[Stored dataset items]
— Start —

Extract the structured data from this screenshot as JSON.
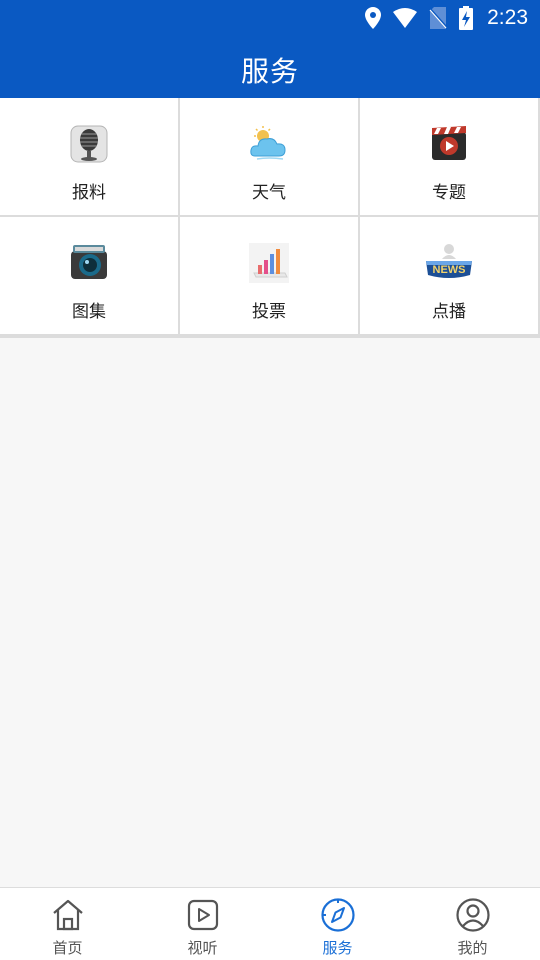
{
  "status_bar": {
    "time": "2:23",
    "icons": [
      "location-icon",
      "wifi-icon",
      "no-sim-icon",
      "battery-charging-icon"
    ]
  },
  "header": {
    "title": "服务"
  },
  "services": [
    {
      "label": "报料",
      "icon": "microphone-icon"
    },
    {
      "label": "天气",
      "icon": "weather-cloud-icon"
    },
    {
      "label": "专题",
      "icon": "film-clapper-icon"
    },
    {
      "label": "图集",
      "icon": "camera-icon"
    },
    {
      "label": "投票",
      "icon": "bar-chart-icon"
    },
    {
      "label": "点播",
      "icon": "news-icon"
    }
  ],
  "tabbar": {
    "items": [
      {
        "label": "首页",
        "icon": "home-icon"
      },
      {
        "label": "视听",
        "icon": "play-icon"
      },
      {
        "label": "服务",
        "icon": "compass-icon",
        "active": true
      },
      {
        "label": "我的",
        "icon": "profile-icon"
      }
    ]
  },
  "colors": {
    "brand": "#0a59c2",
    "active_tab": "#1a6fd6",
    "inactive_tab": "#555555"
  }
}
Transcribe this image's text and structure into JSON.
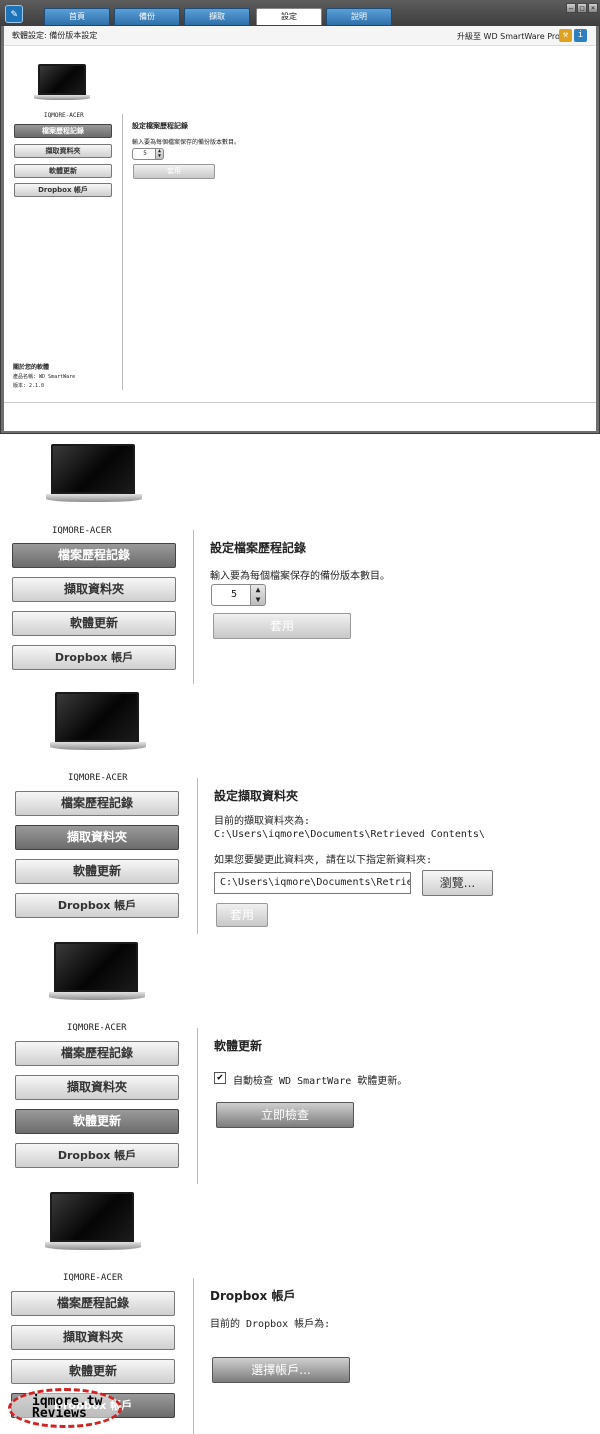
{
  "app": {
    "logo_glyph": "✎",
    "accent": "#1e74b8"
  },
  "tabs": [
    {
      "label": "首頁"
    },
    {
      "label": "備份"
    },
    {
      "label": "擷取"
    },
    {
      "label": "設定",
      "active": true
    },
    {
      "label": "說明"
    }
  ],
  "window_buttons": {
    "minimize": "–",
    "maximize": "□",
    "close": "×"
  },
  "header": {
    "breadcrumb": "軟體設定: 備份版本設定",
    "upgrade": "升級至 WD SmartWare Pro"
  },
  "small": {
    "device_name": "IQMORE-ACER",
    "nav": [
      "檔案歷程記錄",
      "擷取資料夾",
      "軟體更新",
      "Dropbox 帳戶"
    ],
    "content_title": "設定檔案歷程記錄",
    "content_desc": "輸入要為每個檔案保存的備份版本數目。",
    "version_count": "5",
    "apply": "套用",
    "about_title": "關於您的軟體",
    "about_product": "產品名稱: WD SmartWare",
    "about_version": "版本: 2.1.0"
  },
  "panels": [
    {
      "device_name": "IQMORE-ACER",
      "nav": [
        "檔案歷程記錄",
        "擷取資料夾",
        "軟體更新",
        "Dropbox 帳戶"
      ],
      "selected": 0,
      "title": "設定檔案歷程記錄",
      "desc": "輸入要為每個檔案保存的備份版本數目。",
      "version_count": "5",
      "apply": "套用"
    },
    {
      "device_name": "IQMORE-ACER",
      "nav": [
        "檔案歷程記錄",
        "擷取資料夾",
        "軟體更新",
        "Dropbox 帳戶"
      ],
      "selected": 1,
      "title": "設定擷取資料夾",
      "current_label": "目前的擷取資料夾為:",
      "current_path": "C:\\Users\\iqmore\\Documents\\Retrieved Contents\\",
      "change_label": "如果您要變更此資料夾, 請在以下指定新資料夾:",
      "path_field": "C:\\Users\\iqmore\\Documents\\Retrieve",
      "browse": "瀏覽...",
      "apply": "套用"
    },
    {
      "device_name": "IQMORE-ACER",
      "nav": [
        "檔案歷程記錄",
        "擷取資料夾",
        "軟體更新",
        "Dropbox 帳戶"
      ],
      "selected": 2,
      "title": "軟體更新",
      "auto_check": "自動檢查 WD SmartWare 軟體更新。",
      "auto_checked": true,
      "check_now": "立即檢查"
    },
    {
      "device_name": "IQMORE-ACER",
      "nav": [
        "檔案歷程記錄",
        "擷取資料夾",
        "軟體更新",
        "Dropbox 帳戶"
      ],
      "selected": 3,
      "title": "Dropbox 帳戶",
      "current_account": "目前的 Dropbox 帳戶為:",
      "choose_account": "選擇帳戶..."
    }
  ],
  "watermark": {
    "line1": "iqmore.tw",
    "line2": "Reviews",
    "color": "#d22222"
  }
}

— End —

** Task goal **
Reproduce the material above in full, exactly, with no images.

** Complete output **
Extract the structured data from this screenshot as JSON.
{
  "status_bar": {
    "time": "2:23",
    "icons": [
      "location-icon",
      "wifi-icon",
      "no-sim-icon",
      "battery-charging-icon"
    ]
  },
  "header": {
    "title": "服务"
  },
  "services": [
    {
      "label": "报料",
      "icon": "microphone-icon"
    },
    {
      "label": "天气",
      "icon": "weather-cloud-icon"
    },
    {
      "label": "专题",
      "icon": "film-clapper-icon"
    },
    {
      "label": "图集",
      "icon": "camera-icon"
    },
    {
      "label": "投票",
      "icon": "bar-chart-icon"
    },
    {
      "label": "点播",
      "icon": "news-icon"
    }
  ],
  "tabbar": {
    "items": [
      {
        "label": "首页",
        "icon": "home-icon"
      },
      {
        "label": "视听",
        "icon": "play-icon"
      },
      {
        "label": "服务",
        "icon": "compass-icon",
        "active": true
      },
      {
        "label": "我的",
        "icon": "profile-icon"
      }
    ]
  },
  "colors": {
    "brand": "#0a59c2",
    "active_tab": "#1a6fd6",
    "inactive_tab": "#555555"
  }
}
Transcribe this image's text and structure into JSON.
{
  "app": {
    "logo_glyph": "✎",
    "accent": "#1e74b8"
  },
  "tabs": [
    {
      "label": "首頁"
    },
    {
      "label": "備份"
    },
    {
      "label": "擷取"
    },
    {
      "label": "設定",
      "active": true
    },
    {
      "label": "說明"
    }
  ],
  "window_buttons": {
    "minimize": "–",
    "maximize": "□",
    "close": "×"
  },
  "header": {
    "breadcrumb": "軟體設定: 備份版本設定",
    "upgrade": "升級至 WD SmartWare Pro"
  },
  "small": {
    "device_name": "IQMORE-ACER",
    "nav": [
      "檔案歷程記錄",
      "擷取資料夾",
      "軟體更新",
      "Dropbox 帳戶"
    ],
    "content_title": "設定檔案歷程記錄",
    "content_desc": "輸入要為每個檔案保存的備份版本數目。",
    "version_count": "5",
    "apply": "套用",
    "about_title": "關於您的軟體",
    "about_product": "產品名稱: WD SmartWare",
    "about_version": "版本: 2.1.0"
  },
  "panels": [
    {
      "device_name": "IQMORE-ACER",
      "nav": [
        "檔案歷程記錄",
        "擷取資料夾",
        "軟體更新",
        "Dropbox 帳戶"
      ],
      "selected": 0,
      "title": "設定檔案歷程記錄",
      "desc": "輸入要為每個檔案保存的備份版本數目。",
      "version_count": "5",
      "apply": "套用"
    },
    {
      "device_name": "IQMORE-ACER",
      "nav": [
        "檔案歷程記錄",
        "擷取資料夾",
        "軟體更新",
        "Dropbox 帳戶"
      ],
      "selected": 1,
      "title": "設定擷取資料夾",
      "current_label": "目前的擷取資料夾為:",
      "current_path": "C:\\Users\\iqmore\\Documents\\Retrieved Contents\\",
      "change_label": "如果您要變更此資料夾, 請在以下指定新資料夾:",
      "path_field": "C:\\Users\\iqmore\\Documents\\Retrieve",
      "browse": "瀏覽...",
      "apply": "套用"
    },
    {
      "device_name": "IQMORE-ACER",
      "nav": [
        "檔案歷程記錄",
        "擷取資料夾",
        "軟體更新",
        "Dropbox 帳戶"
      ],
      "selected": 2,
      "title": "軟體更新",
      "auto_check": "自動檢查 WD SmartWare 軟體更新。",
      "auto_checked": true,
      "check_now": "立即檢查"
    },
    {
      "device_name": "IQMORE-ACER",
      "nav": [
        "檔案歷程記錄",
        "擷取資料夾",
        "軟體更新",
        "Dropbox 帳戶"
      ],
      "selected": 3,
      "title": "Dropbox 帳戶",
      "current_account": "目前的 Dropbox 帳戶為:",
      "choose_account": "選擇帳戶..."
    }
  ],
  "watermark": {
    "line1": "iqmore.tw",
    "line2": "Reviews",
    "color": "#d22222"
  }
}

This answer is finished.